• _Instruction_
Find every line below that contains the word "积极探索" and copy it out.

• _Dataset_
———

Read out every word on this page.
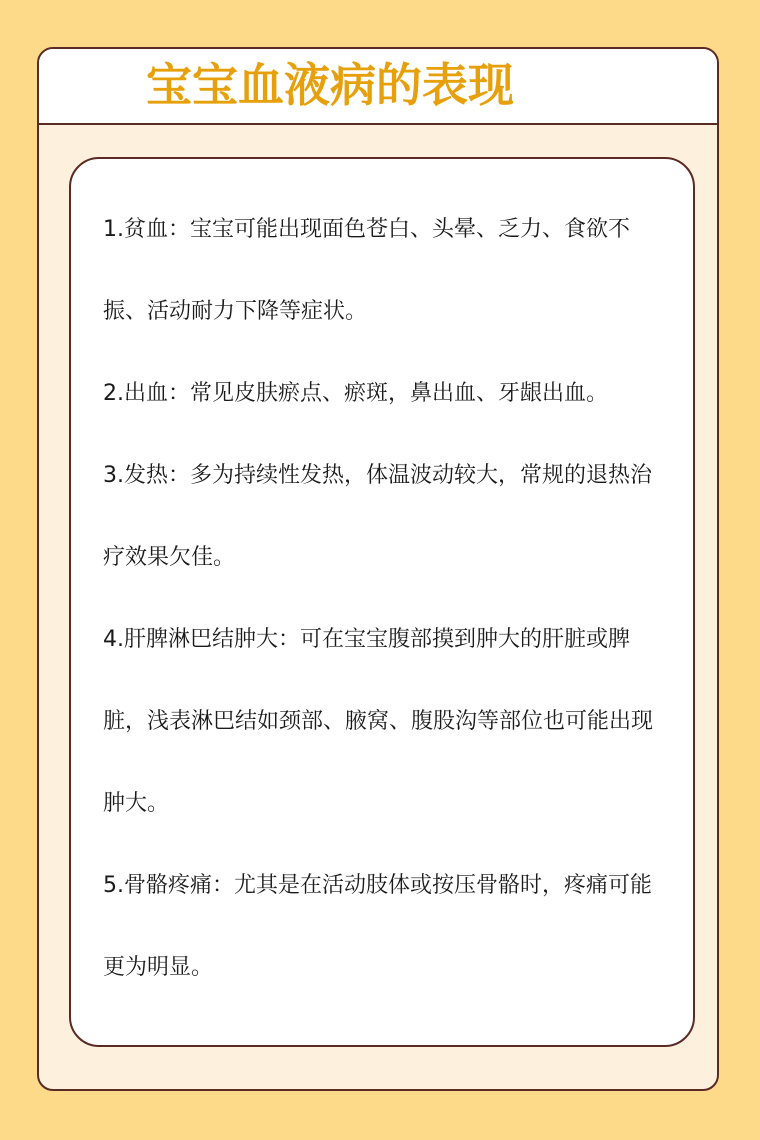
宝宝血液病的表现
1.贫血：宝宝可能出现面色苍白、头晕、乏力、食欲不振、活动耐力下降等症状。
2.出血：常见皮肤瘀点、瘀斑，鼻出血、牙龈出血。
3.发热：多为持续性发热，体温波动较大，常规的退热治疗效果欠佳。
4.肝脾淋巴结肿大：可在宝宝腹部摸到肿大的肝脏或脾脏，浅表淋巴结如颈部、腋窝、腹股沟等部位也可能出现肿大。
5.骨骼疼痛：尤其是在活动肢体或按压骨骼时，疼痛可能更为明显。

———

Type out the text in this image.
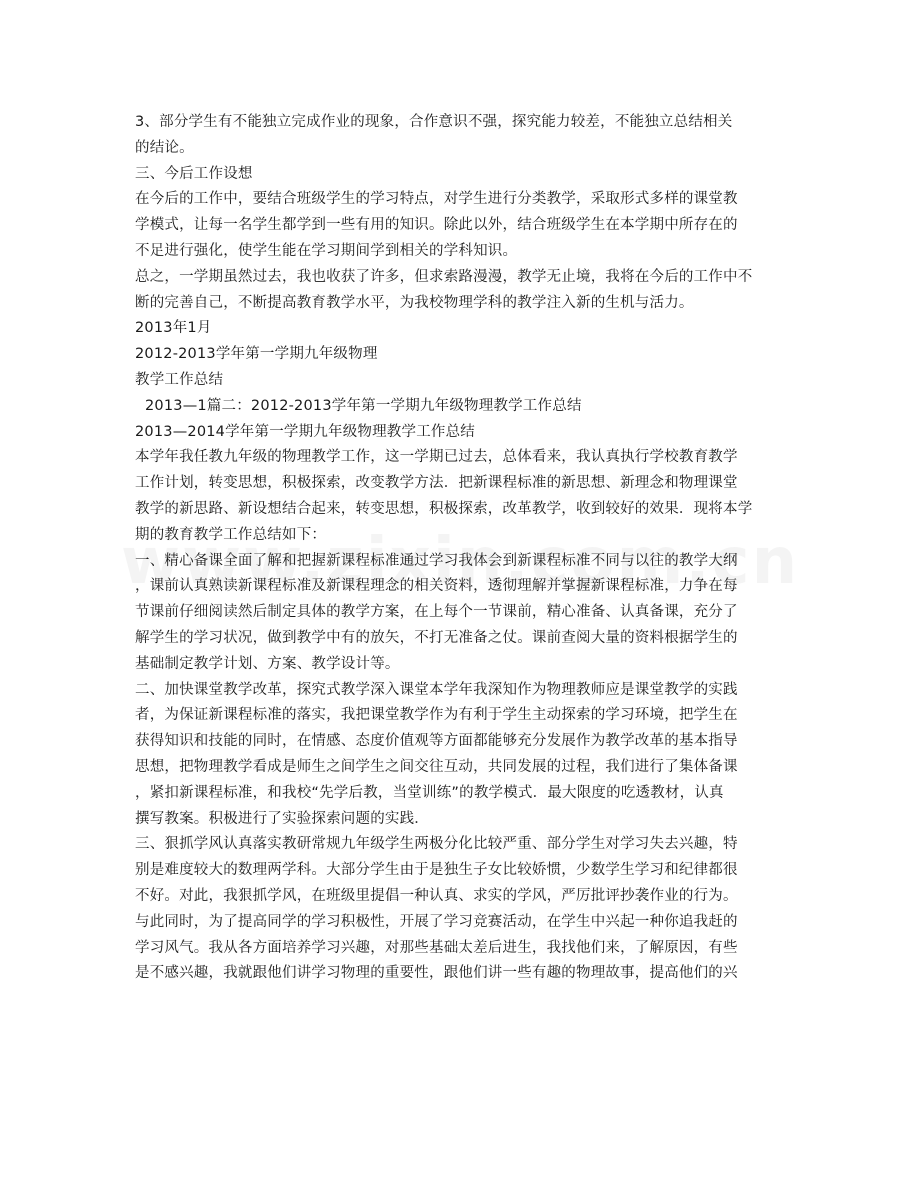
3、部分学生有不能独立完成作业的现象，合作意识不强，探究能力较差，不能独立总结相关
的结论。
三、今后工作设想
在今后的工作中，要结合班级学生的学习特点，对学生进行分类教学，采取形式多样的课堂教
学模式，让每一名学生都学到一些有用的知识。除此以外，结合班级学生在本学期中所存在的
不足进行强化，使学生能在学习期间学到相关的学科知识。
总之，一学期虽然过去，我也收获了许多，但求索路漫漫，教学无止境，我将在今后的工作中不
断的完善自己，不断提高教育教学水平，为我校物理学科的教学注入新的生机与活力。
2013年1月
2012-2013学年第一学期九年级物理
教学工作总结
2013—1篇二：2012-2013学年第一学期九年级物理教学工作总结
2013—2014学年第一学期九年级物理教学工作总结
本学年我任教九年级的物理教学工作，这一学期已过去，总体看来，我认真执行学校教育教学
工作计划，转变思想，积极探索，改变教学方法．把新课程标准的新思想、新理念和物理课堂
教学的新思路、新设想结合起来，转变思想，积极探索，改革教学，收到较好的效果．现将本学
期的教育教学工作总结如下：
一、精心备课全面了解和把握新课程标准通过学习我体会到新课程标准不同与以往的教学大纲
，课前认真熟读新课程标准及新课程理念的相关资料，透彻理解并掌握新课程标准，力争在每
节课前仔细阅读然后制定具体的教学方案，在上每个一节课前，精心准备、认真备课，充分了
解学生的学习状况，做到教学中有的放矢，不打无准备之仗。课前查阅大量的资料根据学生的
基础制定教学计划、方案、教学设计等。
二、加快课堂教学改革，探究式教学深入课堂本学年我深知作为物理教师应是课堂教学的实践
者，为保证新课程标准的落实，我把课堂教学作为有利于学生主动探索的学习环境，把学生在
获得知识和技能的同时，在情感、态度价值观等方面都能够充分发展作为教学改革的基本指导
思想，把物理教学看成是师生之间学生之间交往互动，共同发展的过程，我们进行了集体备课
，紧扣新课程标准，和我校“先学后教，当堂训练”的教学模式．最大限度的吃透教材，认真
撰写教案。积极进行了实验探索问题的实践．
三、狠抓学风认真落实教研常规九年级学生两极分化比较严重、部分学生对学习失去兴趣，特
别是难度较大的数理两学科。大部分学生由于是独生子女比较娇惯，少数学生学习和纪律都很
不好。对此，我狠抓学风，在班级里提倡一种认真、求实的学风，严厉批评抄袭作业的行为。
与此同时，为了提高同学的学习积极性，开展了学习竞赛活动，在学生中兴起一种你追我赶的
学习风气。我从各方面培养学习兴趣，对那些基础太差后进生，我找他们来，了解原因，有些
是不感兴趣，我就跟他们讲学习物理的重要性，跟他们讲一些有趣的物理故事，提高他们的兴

———

• _Exercise result_
工作计划，转变思想，积极探索，改变教学方法．把新课程标准的新思想、新理念和物理课堂
教学的新思路、新设想结合起来，转变思想，积极探索，改革教学，收到较好的效果．现将本学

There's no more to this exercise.